Skip the images. Copy the records exactly as written.

## Raw data
+++

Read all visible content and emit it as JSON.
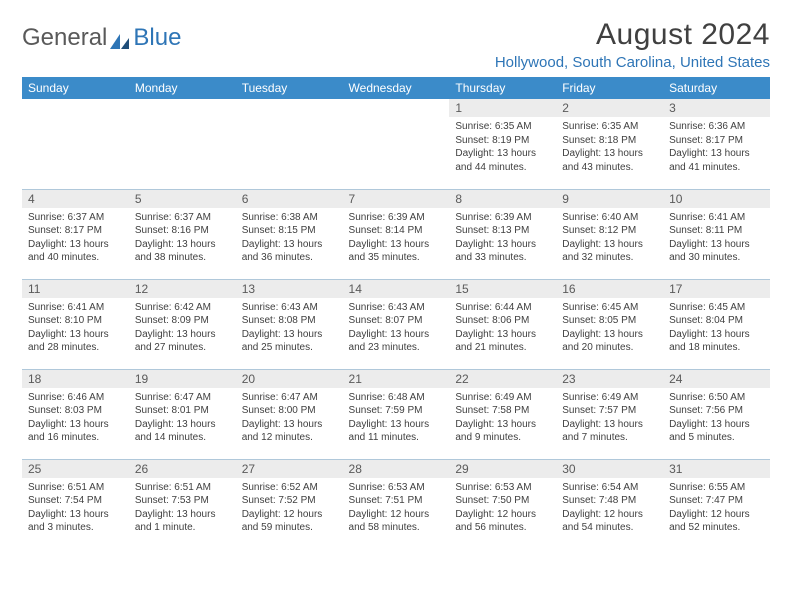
{
  "brand": {
    "name1": "General",
    "name2": "Blue"
  },
  "title": "August 2024",
  "location": "Hollywood, South Carolina, United States",
  "colors": {
    "header_bg": "#3b8bc9",
    "accent": "#2e75b6",
    "daynum_bg": "#ececec",
    "rule": "#b0c8da",
    "text": "#404040"
  },
  "day_headers": [
    "Sunday",
    "Monday",
    "Tuesday",
    "Wednesday",
    "Thursday",
    "Friday",
    "Saturday"
  ],
  "weeks": [
    [
      null,
      null,
      null,
      null,
      {
        "n": "1",
        "sunrise": "6:35 AM",
        "sunset": "8:19 PM",
        "daylight": "13 hours and 44 minutes."
      },
      {
        "n": "2",
        "sunrise": "6:35 AM",
        "sunset": "8:18 PM",
        "daylight": "13 hours and 43 minutes."
      },
      {
        "n": "3",
        "sunrise": "6:36 AM",
        "sunset": "8:17 PM",
        "daylight": "13 hours and 41 minutes."
      }
    ],
    [
      {
        "n": "4",
        "sunrise": "6:37 AM",
        "sunset": "8:17 PM",
        "daylight": "13 hours and 40 minutes."
      },
      {
        "n": "5",
        "sunrise": "6:37 AM",
        "sunset": "8:16 PM",
        "daylight": "13 hours and 38 minutes."
      },
      {
        "n": "6",
        "sunrise": "6:38 AM",
        "sunset": "8:15 PM",
        "daylight": "13 hours and 36 minutes."
      },
      {
        "n": "7",
        "sunrise": "6:39 AM",
        "sunset": "8:14 PM",
        "daylight": "13 hours and 35 minutes."
      },
      {
        "n": "8",
        "sunrise": "6:39 AM",
        "sunset": "8:13 PM",
        "daylight": "13 hours and 33 minutes."
      },
      {
        "n": "9",
        "sunrise": "6:40 AM",
        "sunset": "8:12 PM",
        "daylight": "13 hours and 32 minutes."
      },
      {
        "n": "10",
        "sunrise": "6:41 AM",
        "sunset": "8:11 PM",
        "daylight": "13 hours and 30 minutes."
      }
    ],
    [
      {
        "n": "11",
        "sunrise": "6:41 AM",
        "sunset": "8:10 PM",
        "daylight": "13 hours and 28 minutes."
      },
      {
        "n": "12",
        "sunrise": "6:42 AM",
        "sunset": "8:09 PM",
        "daylight": "13 hours and 27 minutes."
      },
      {
        "n": "13",
        "sunrise": "6:43 AM",
        "sunset": "8:08 PM",
        "daylight": "13 hours and 25 minutes."
      },
      {
        "n": "14",
        "sunrise": "6:43 AM",
        "sunset": "8:07 PM",
        "daylight": "13 hours and 23 minutes."
      },
      {
        "n": "15",
        "sunrise": "6:44 AM",
        "sunset": "8:06 PM",
        "daylight": "13 hours and 21 minutes."
      },
      {
        "n": "16",
        "sunrise": "6:45 AM",
        "sunset": "8:05 PM",
        "daylight": "13 hours and 20 minutes."
      },
      {
        "n": "17",
        "sunrise": "6:45 AM",
        "sunset": "8:04 PM",
        "daylight": "13 hours and 18 minutes."
      }
    ],
    [
      {
        "n": "18",
        "sunrise": "6:46 AM",
        "sunset": "8:03 PM",
        "daylight": "13 hours and 16 minutes."
      },
      {
        "n": "19",
        "sunrise": "6:47 AM",
        "sunset": "8:01 PM",
        "daylight": "13 hours and 14 minutes."
      },
      {
        "n": "20",
        "sunrise": "6:47 AM",
        "sunset": "8:00 PM",
        "daylight": "13 hours and 12 minutes."
      },
      {
        "n": "21",
        "sunrise": "6:48 AM",
        "sunset": "7:59 PM",
        "daylight": "13 hours and 11 minutes."
      },
      {
        "n": "22",
        "sunrise": "6:49 AM",
        "sunset": "7:58 PM",
        "daylight": "13 hours and 9 minutes."
      },
      {
        "n": "23",
        "sunrise": "6:49 AM",
        "sunset": "7:57 PM",
        "daylight": "13 hours and 7 minutes."
      },
      {
        "n": "24",
        "sunrise": "6:50 AM",
        "sunset": "7:56 PM",
        "daylight": "13 hours and 5 minutes."
      }
    ],
    [
      {
        "n": "25",
        "sunrise": "6:51 AM",
        "sunset": "7:54 PM",
        "daylight": "13 hours and 3 minutes."
      },
      {
        "n": "26",
        "sunrise": "6:51 AM",
        "sunset": "7:53 PM",
        "daylight": "13 hours and 1 minute."
      },
      {
        "n": "27",
        "sunrise": "6:52 AM",
        "sunset": "7:52 PM",
        "daylight": "12 hours and 59 minutes."
      },
      {
        "n": "28",
        "sunrise": "6:53 AM",
        "sunset": "7:51 PM",
        "daylight": "12 hours and 58 minutes."
      },
      {
        "n": "29",
        "sunrise": "6:53 AM",
        "sunset": "7:50 PM",
        "daylight": "12 hours and 56 minutes."
      },
      {
        "n": "30",
        "sunrise": "6:54 AM",
        "sunset": "7:48 PM",
        "daylight": "12 hours and 54 minutes."
      },
      {
        "n": "31",
        "sunrise": "6:55 AM",
        "sunset": "7:47 PM",
        "daylight": "12 hours and 52 minutes."
      }
    ]
  ]
}
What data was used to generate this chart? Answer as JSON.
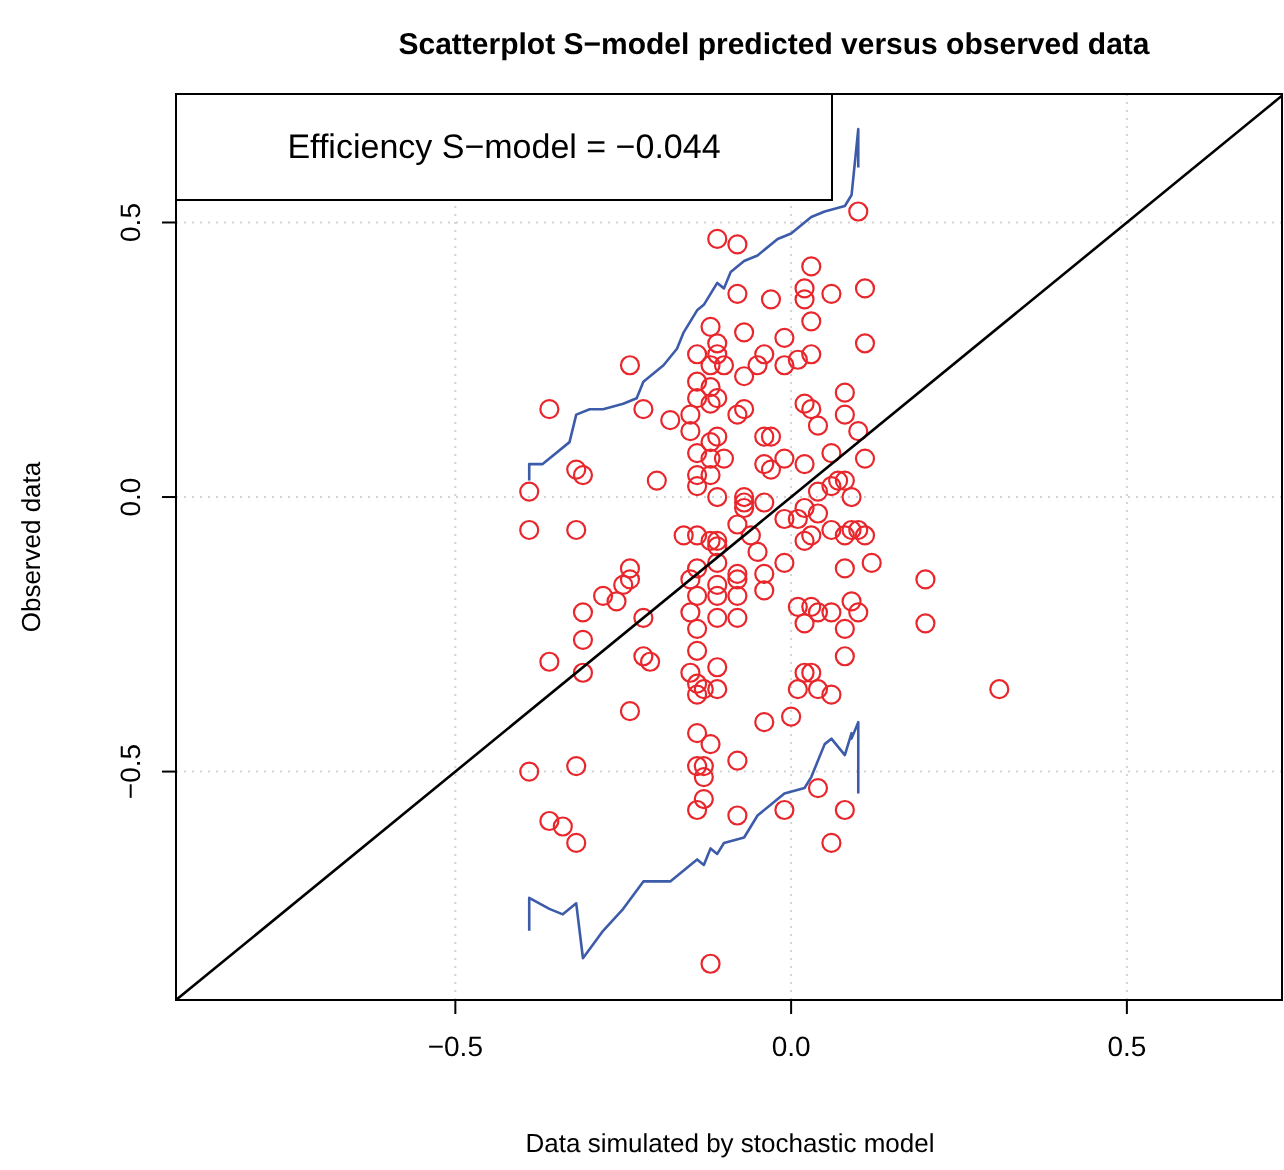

+++

## Task solution
Read all visible content and emit it as JSON.
{
  "brand": {
    "name1": "General",
    "name2": "Blue"
  },
  "title": "August 2024",
  "location": "Hollywood, South Carolina, United States",
  "colors": {
    "header_bg": "#3b8bc9",
    "accent": "#2e75b6",
    "daynum_bg": "#ececec",
    "rule": "#b0c8da",
    "text": "#404040"
  },
  "day_headers": [
    "Sunday",
    "Monday",
    "Tuesday",
    "Wednesday",
    "Thursday",
    "Friday",
    "Saturday"
  ],
  "weeks": [
    [
      null,
      null,
      null,
      null,
      {
        "n": "1",
        "sunrise": "6:35 AM",
        "sunset": "8:19 PM",
        "daylight": "13 hours and 44 minutes."
      },
      {
        "n": "2",
        "sunrise": "6:35 AM",
        "sunset": "8:18 PM",
        "daylight": "13 hours and 43 minutes."
      },
      {
        "n": "3",
        "sunrise": "6:36 AM",
        "sunset": "8:17 PM",
        "daylight": "13 hours and 41 minutes."
      }
    ],
    [
      {
        "n": "4",
        "sunrise": "6:37 AM",
        "sunset": "8:17 PM",
        "daylight": "13 hours and 40 minutes."
      },
      {
        "n": "5",
        "sunrise": "6:37 AM",
        "sunset": "8:16 PM",
        "daylight": "13 hours and 38 minutes."
      },
      {
        "n": "6",
        "sunrise": "6:38 AM",
        "sunset": "8:15 PM",
        "daylight": "13 hours and 36 minutes."
      },
      {
        "n": "7",
        "sunrise": "6:39 AM",
        "sunset": "8:14 PM",
        "daylight": "13 hours and 35 minutes."
      },
      {
        "n": "8",
        "sunrise": "6:39 AM",
        "sunset": "8:13 PM",
        "daylight": "13 hours and 33 minutes."
      },
      {
        "n": "9",
        "sunrise": "6:40 AM",
        "sunset": "8:12 PM",
        "daylight": "13 hours and 32 minutes."
      },
      {
        "n": "10",
        "sunrise": "6:41 AM",
        "sunset": "8:11 PM",
        "daylight": "13 hours and 30 minutes."
      }
    ],
    [
      {
        "n": "11",
        "sunrise": "6:41 AM",
        "sunset": "8:10 PM",
        "daylight": "13 hours and 28 minutes."
      },
      {
        "n": "12",
        "sunrise": "6:42 AM",
        "sunset": "8:09 PM",
        "daylight": "13 hours and 27 minutes."
      },
      {
        "n": "13",
        "sunrise": "6:43 AM",
        "sunset": "8:08 PM",
        "daylight": "13 hours and 25 minutes."
      },
      {
        "n": "14",
        "sunrise": "6:43 AM",
        "sunset": "8:07 PM",
        "daylight": "13 hours and 23 minutes."
      },
      {
        "n": "15",
        "sunrise": "6:44 AM",
        "sunset": "8:06 PM",
        "daylight": "13 hours and 21 minutes."
      },
      {
        "n": "16",
        "sunrise": "6:45 AM",
        "sunset": "8:05 PM",
        "daylight": "13 hours and 20 minutes."
      },
      {
        "n": "17",
        "sunrise": "6:45 AM",
        "sunset": "8:04 PM",
        "daylight": "13 hours and 18 minutes."
      }
    ],
    [
      {
        "n": "18",
        "sunrise": "6:46 AM",
        "sunset": "8:03 PM",
        "daylight": "13 hours and 16 minutes."
      },
      {
        "n": "19",
        "sunrise": "6:47 AM",
        "sunset": "8:01 PM",
        "daylight": "13 hours and 14 minutes."
      },
      {
        "n": "20",
        "sunrise": "6:47 AM",
        "sunset": "8:00 PM",
        "daylight": "13 hours and 12 minutes."
      },
      {
        "n": "21",
        "sunrise": "6:48 AM",
        "sunset": "7:59 PM",
        "daylight": "13 hours and 11 minutes."
      },
      {
        "n": "22",
        "sunrise": "6:49 AM",
        "sunset": "7:58 PM",
        "daylight": "13 hours and 9 minutes."
      },
      {
        "n": "23",
        "sunrise": "6:49 AM",
        "sunset": "7:57 PM",
        "daylight": "13 hours and 7 minutes."
      },
      {
        "n": "24",
        "sunrise": "6:50 AM",
        "sunset": "7:56 PM",
        "daylight": "13 hours and 5 minutes."
      }
    ],
    [
      {
        "n": "25",
        "sunrise": "6:51 AM",
        "sunset": "7:54 PM",
        "daylight": "13 hours and 3 minutes."
      },
      {
        "n": "26",
        "sunrise": "6:51 AM",
        "sunset": "7:53 PM",
        "daylight": "13 hours and 1 minute."
      },
      {
        "n": "27",
        "sunrise": "6:52 AM",
        "sunset": "7:52 PM",
        "daylight": "12 hours and 59 minutes."
      },
      {
        "n": "28",
        "sunrise": "6:53 AM",
        "sunset": "7:51 PM",
        "daylight": "12 hours and 58 minutes."
      },
      {
        "n": "29",
        "sunrise": "6:53 AM",
        "sunset": "7:50 PM",
        "daylight": "12 hours and 56 minutes."
      },
      {
        "n": "30",
        "sunrise": "6:54 AM",
        "sunset": "7:48 PM",
        "daylight": "12 hours and 54 minutes."
      },
      {
        "n": "31",
        "sunrise": "6:55 AM",
        "sunset": "7:47 PM",
        "daylight": "12 hours and 52 minutes."
      }
    ]
  ]
}
What data was used to generate this chart? Answer as JSON.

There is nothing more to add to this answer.